Directions for this task >> Write out the listing below without alteration, omitting its pictures.

Exercise data >>
# # #
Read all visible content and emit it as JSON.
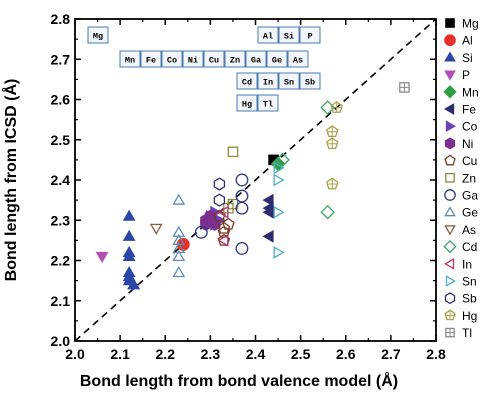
{
  "chart_data": {
    "type": "scatter",
    "xlabel": "Bond length from bond valence model (Å)",
    "ylabel": "Bond length from ICSD (Å)",
    "xlim": [
      2.0,
      2.8
    ],
    "ylim": [
      2.0,
      2.8
    ],
    "x_ticks": [
      "2.0",
      "2.1",
      "2.2",
      "2.3",
      "2.4",
      "2.5",
      "2.6",
      "2.7",
      "2.8"
    ],
    "y_ticks": [
      "2.0",
      "2.1",
      "2.2",
      "2.3",
      "2.4",
      "2.5",
      "2.6",
      "2.7",
      "2.8"
    ],
    "reference_line": "y = x (dashed)",
    "grid": false,
    "legend_position": "right",
    "periodic_table_inset": [
      "Mg",
      "Al",
      "Si",
      "P",
      "Mn",
      "Fe",
      "Co",
      "Ni",
      "Cu",
      "Zn",
      "Ga",
      "Ge",
      "As",
      "Cd",
      "In",
      "Sn",
      "Sb",
      "Hg",
      "Tl"
    ],
    "series": [
      {
        "name": "Mg",
        "marker": "square",
        "color": "#000000",
        "filled": true,
        "points": [
          [
            2.44,
            2.45
          ]
        ]
      },
      {
        "name": "Al",
        "marker": "circle",
        "color": "#e8302a",
        "filled": true,
        "points": [
          [
            2.24,
            2.24
          ]
        ]
      },
      {
        "name": "Si",
        "marker": "triangle-up",
        "color": "#2a47a8",
        "filled": true,
        "points": [
          [
            2.12,
            2.31
          ],
          [
            2.12,
            2.26
          ],
          [
            2.12,
            2.22
          ],
          [
            2.12,
            2.21
          ],
          [
            2.12,
            2.17
          ],
          [
            2.12,
            2.16
          ],
          [
            2.12,
            2.15
          ],
          [
            2.13,
            2.14
          ],
          [
            2.13,
            2.14
          ]
        ]
      },
      {
        "name": "P",
        "marker": "triangle-down",
        "color": "#b44fb4",
        "filled": true,
        "points": [
          [
            2.06,
            2.21
          ]
        ]
      },
      {
        "name": "Mn",
        "marker": "diamond",
        "color": "#2f9e44",
        "filled": true,
        "points": [
          [
            2.45,
            2.44
          ]
        ]
      },
      {
        "name": "Fe",
        "marker": "triangle-left",
        "color": "#2e2d6e",
        "filled": true,
        "points": [
          [
            2.43,
            2.35
          ],
          [
            2.43,
            2.33
          ],
          [
            2.43,
            2.32
          ],
          [
            2.43,
            2.26
          ]
        ]
      },
      {
        "name": "Co",
        "marker": "triangle-right",
        "color": "#6a43b8",
        "filled": true,
        "points": [
          [
            2.31,
            2.32
          ],
          [
            2.32,
            2.3
          ],
          [
            2.31,
            2.29
          ],
          [
            2.3,
            2.31
          ]
        ]
      },
      {
        "name": "Ni",
        "marker": "hexagon",
        "color": "#7b2f8e",
        "filled": true,
        "points": [
          [
            2.29,
            2.3
          ],
          [
            2.3,
            2.31
          ],
          [
            2.31,
            2.29
          ],
          [
            2.29,
            2.29
          ]
        ]
      },
      {
        "name": "Cu",
        "marker": "pentagon",
        "color": "#7a3b25",
        "filled": false,
        "points": [
          [
            2.32,
            2.31
          ],
          [
            2.33,
            2.28
          ],
          [
            2.33,
            2.25
          ],
          [
            2.34,
            2.29
          ],
          [
            2.33,
            2.27
          ]
        ]
      },
      {
        "name": "Zn",
        "marker": "square",
        "color": "#8c8a3c",
        "filled": false,
        "points": [
          [
            2.35,
            2.47
          ],
          [
            2.35,
            2.34
          ],
          [
            2.34,
            2.33
          ]
        ]
      },
      {
        "name": "Ga",
        "marker": "circle",
        "color": "#2e3a82",
        "filled": false,
        "points": [
          [
            2.37,
            2.4
          ],
          [
            2.37,
            2.36
          ],
          [
            2.37,
            2.33
          ],
          [
            2.37,
            2.23
          ],
          [
            2.28,
            2.27
          ]
        ]
      },
      {
        "name": "Ge",
        "marker": "triangle-up",
        "color": "#5b8db5",
        "filled": false,
        "points": [
          [
            2.23,
            2.35
          ],
          [
            2.23,
            2.27
          ],
          [
            2.23,
            2.25
          ],
          [
            2.23,
            2.23
          ],
          [
            2.23,
            2.21
          ],
          [
            2.23,
            2.17
          ]
        ]
      },
      {
        "name": "As",
        "marker": "triangle-down",
        "color": "#8a5a3b",
        "filled": false,
        "points": [
          [
            2.18,
            2.28
          ]
        ]
      },
      {
        "name": "Cd",
        "marker": "diamond",
        "color": "#3fa66b",
        "filled": false,
        "points": [
          [
            2.56,
            2.58
          ],
          [
            2.56,
            2.32
          ],
          [
            2.46,
            2.45
          ]
        ]
      },
      {
        "name": "In",
        "marker": "triangle-left",
        "color": "#b8306c",
        "filled": false,
        "points": [
          [
            2.33,
            2.32
          ],
          [
            2.33,
            2.25
          ]
        ]
      },
      {
        "name": "Sn",
        "marker": "triangle-right",
        "color": "#4cb2c4",
        "filled": false,
        "points": [
          [
            2.45,
            2.43
          ],
          [
            2.45,
            2.4
          ],
          [
            2.45,
            2.32
          ],
          [
            2.45,
            2.22
          ]
        ]
      },
      {
        "name": "Sb",
        "marker": "hexagon",
        "color": "#2e2d6e",
        "filled": false,
        "points": [
          [
            2.32,
            2.39
          ],
          [
            2.32,
            2.35
          ]
        ]
      },
      {
        "name": "Hg",
        "marker": "pentagon-cross",
        "color": "#a9a04a",
        "filled": false,
        "points": [
          [
            2.57,
            2.52
          ],
          [
            2.57,
            2.49
          ],
          [
            2.57,
            2.39
          ],
          [
            2.58,
            2.58
          ]
        ]
      },
      {
        "name": "Tl",
        "marker": "square-cross",
        "color": "#8a8a8a",
        "filled": false,
        "points": [
          [
            2.73,
            2.63
          ]
        ]
      }
    ]
  }
}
# # #
The output >>
Read all visible content and emit it as JSON.
{
  "chart_data": {
    "type": "scatter",
    "xlabel": "Bond length from bond valence model (Å)",
    "ylabel": "Bond length from ICSD (Å)",
    "xlim": [
      2.0,
      2.8
    ],
    "ylim": [
      2.0,
      2.8
    ],
    "x_ticks": [
      "2.0",
      "2.1",
      "2.2",
      "2.3",
      "2.4",
      "2.5",
      "2.6",
      "2.7",
      "2.8"
    ],
    "y_ticks": [
      "2.0",
      "2.1",
      "2.2",
      "2.3",
      "2.4",
      "2.5",
      "2.6",
      "2.7",
      "2.8"
    ],
    "reference_line": "y = x (dashed)",
    "grid": false,
    "legend_position": "right",
    "periodic_table_inset": [
      "Mg",
      "Al",
      "Si",
      "P",
      "Mn",
      "Fe",
      "Co",
      "Ni",
      "Cu",
      "Zn",
      "Ga",
      "Ge",
      "As",
      "Cd",
      "In",
      "Sn",
      "Sb",
      "Hg",
      "Tl"
    ],
    "series": [
      {
        "name": "Mg",
        "marker": "square",
        "color": "#000000",
        "filled": true,
        "points": [
          [
            2.44,
            2.45
          ]
        ]
      },
      {
        "name": "Al",
        "marker": "circle",
        "color": "#e8302a",
        "filled": true,
        "points": [
          [
            2.24,
            2.24
          ]
        ]
      },
      {
        "name": "Si",
        "marker": "triangle-up",
        "color": "#2a47a8",
        "filled": true,
        "points": [
          [
            2.12,
            2.31
          ],
          [
            2.12,
            2.26
          ],
          [
            2.12,
            2.22
          ],
          [
            2.12,
            2.21
          ],
          [
            2.12,
            2.17
          ],
          [
            2.12,
            2.16
          ],
          [
            2.12,
            2.15
          ],
          [
            2.13,
            2.14
          ],
          [
            2.13,
            2.14
          ]
        ]
      },
      {
        "name": "P",
        "marker": "triangle-down",
        "color": "#b44fb4",
        "filled": true,
        "points": [
          [
            2.06,
            2.21
          ]
        ]
      },
      {
        "name": "Mn",
        "marker": "diamond",
        "color": "#2f9e44",
        "filled": true,
        "points": [
          [
            2.45,
            2.44
          ]
        ]
      },
      {
        "name": "Fe",
        "marker": "triangle-left",
        "color": "#2e2d6e",
        "filled": true,
        "points": [
          [
            2.43,
            2.35
          ],
          [
            2.43,
            2.33
          ],
          [
            2.43,
            2.32
          ],
          [
            2.43,
            2.26
          ]
        ]
      },
      {
        "name": "Co",
        "marker": "triangle-right",
        "color": "#6a43b8",
        "filled": true,
        "points": [
          [
            2.31,
            2.32
          ],
          [
            2.32,
            2.3
          ],
          [
            2.31,
            2.29
          ],
          [
            2.3,
            2.31
          ]
        ]
      },
      {
        "name": "Ni",
        "marker": "hexagon",
        "color": "#7b2f8e",
        "filled": true,
        "points": [
          [
            2.29,
            2.3
          ],
          [
            2.3,
            2.31
          ],
          [
            2.31,
            2.29
          ],
          [
            2.29,
            2.29
          ]
        ]
      },
      {
        "name": "Cu",
        "marker": "pentagon",
        "color": "#7a3b25",
        "filled": false,
        "points": [
          [
            2.32,
            2.31
          ],
          [
            2.33,
            2.28
          ],
          [
            2.33,
            2.25
          ],
          [
            2.34,
            2.29
          ],
          [
            2.33,
            2.27
          ]
        ]
      },
      {
        "name": "Zn",
        "marker": "square",
        "color": "#8c8a3c",
        "filled": false,
        "points": [
          [
            2.35,
            2.47
          ],
          [
            2.35,
            2.34
          ],
          [
            2.34,
            2.33
          ]
        ]
      },
      {
        "name": "Ga",
        "marker": "circle",
        "color": "#2e3a82",
        "filled": false,
        "points": [
          [
            2.37,
            2.4
          ],
          [
            2.37,
            2.36
          ],
          [
            2.37,
            2.33
          ],
          [
            2.37,
            2.23
          ],
          [
            2.28,
            2.27
          ]
        ]
      },
      {
        "name": "Ge",
        "marker": "triangle-up",
        "color": "#5b8db5",
        "filled": false,
        "points": [
          [
            2.23,
            2.35
          ],
          [
            2.23,
            2.27
          ],
          [
            2.23,
            2.25
          ],
          [
            2.23,
            2.23
          ],
          [
            2.23,
            2.21
          ],
          [
            2.23,
            2.17
          ]
        ]
      },
      {
        "name": "As",
        "marker": "triangle-down",
        "color": "#8a5a3b",
        "filled": false,
        "points": [
          [
            2.18,
            2.28
          ]
        ]
      },
      {
        "name": "Cd",
        "marker": "diamond",
        "color": "#3fa66b",
        "filled": false,
        "points": [
          [
            2.56,
            2.58
          ],
          [
            2.56,
            2.32
          ],
          [
            2.46,
            2.45
          ]
        ]
      },
      {
        "name": "In",
        "marker": "triangle-left",
        "color": "#b8306c",
        "filled": false,
        "points": [
          [
            2.33,
            2.32
          ],
          [
            2.33,
            2.25
          ]
        ]
      },
      {
        "name": "Sn",
        "marker": "triangle-right",
        "color": "#4cb2c4",
        "filled": false,
        "points": [
          [
            2.45,
            2.43
          ],
          [
            2.45,
            2.4
          ],
          [
            2.45,
            2.32
          ],
          [
            2.45,
            2.22
          ]
        ]
      },
      {
        "name": "Sb",
        "marker": "hexagon",
        "color": "#2e2d6e",
        "filled": false,
        "points": [
          [
            2.32,
            2.39
          ],
          [
            2.32,
            2.35
          ]
        ]
      },
      {
        "name": "Hg",
        "marker": "pentagon-cross",
        "color": "#a9a04a",
        "filled": false,
        "points": [
          [
            2.57,
            2.52
          ],
          [
            2.57,
            2.49
          ],
          [
            2.57,
            2.39
          ],
          [
            2.58,
            2.58
          ]
        ]
      },
      {
        "name": "Tl",
        "marker": "square-cross",
        "color": "#8a8a8a",
        "filled": false,
        "points": [
          [
            2.73,
            2.63
          ]
        ]
      }
    ]
  }
}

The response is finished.